━━━ ENTRIES SHOWN
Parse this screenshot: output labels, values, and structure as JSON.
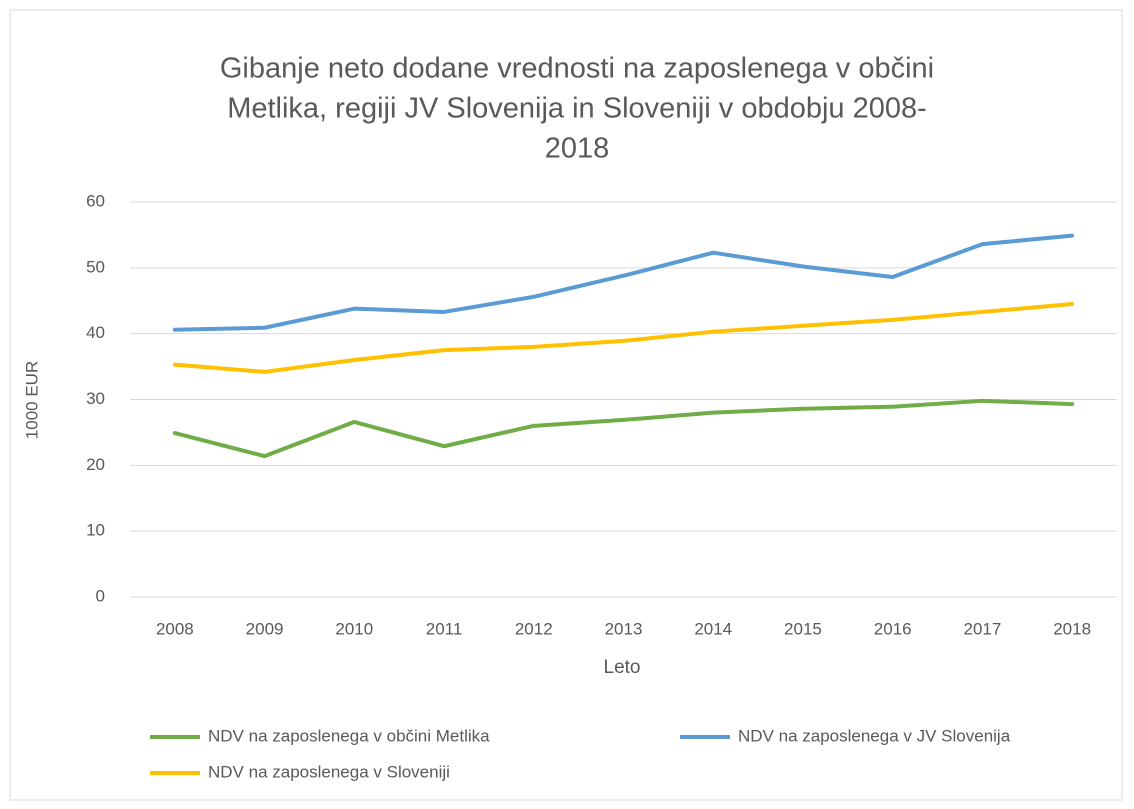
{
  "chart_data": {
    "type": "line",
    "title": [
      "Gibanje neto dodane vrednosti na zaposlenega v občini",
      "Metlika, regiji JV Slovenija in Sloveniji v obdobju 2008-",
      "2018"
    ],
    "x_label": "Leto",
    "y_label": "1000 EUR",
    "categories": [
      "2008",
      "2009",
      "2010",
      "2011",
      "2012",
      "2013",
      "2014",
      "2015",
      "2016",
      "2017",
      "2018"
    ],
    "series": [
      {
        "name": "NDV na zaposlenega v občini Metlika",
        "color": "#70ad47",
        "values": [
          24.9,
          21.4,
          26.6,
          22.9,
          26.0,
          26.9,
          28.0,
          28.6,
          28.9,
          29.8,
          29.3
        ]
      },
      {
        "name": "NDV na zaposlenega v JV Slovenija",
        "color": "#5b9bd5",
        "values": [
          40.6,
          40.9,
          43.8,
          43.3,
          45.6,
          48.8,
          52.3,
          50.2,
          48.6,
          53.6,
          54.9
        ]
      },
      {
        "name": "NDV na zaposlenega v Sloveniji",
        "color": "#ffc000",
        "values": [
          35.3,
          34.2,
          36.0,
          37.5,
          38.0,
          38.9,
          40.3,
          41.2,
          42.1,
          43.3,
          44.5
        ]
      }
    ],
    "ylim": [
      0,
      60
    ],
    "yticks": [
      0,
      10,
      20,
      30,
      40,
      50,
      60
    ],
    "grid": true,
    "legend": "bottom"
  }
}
━━━━━━
» TASK INSTRUCTIONS
From the listing above, copy every line that includes the word "zaposlenega".

» ANSWER FOR THIS EXERCISE
      "Gibanje neto dodane vrednosti na zaposlenega v občini",
        "name": "NDV na zaposlenega v občini Metlika",
        "name": "NDV na zaposlenega v JV Slovenija",
        "name": "NDV na zaposlenega v Sloveniji",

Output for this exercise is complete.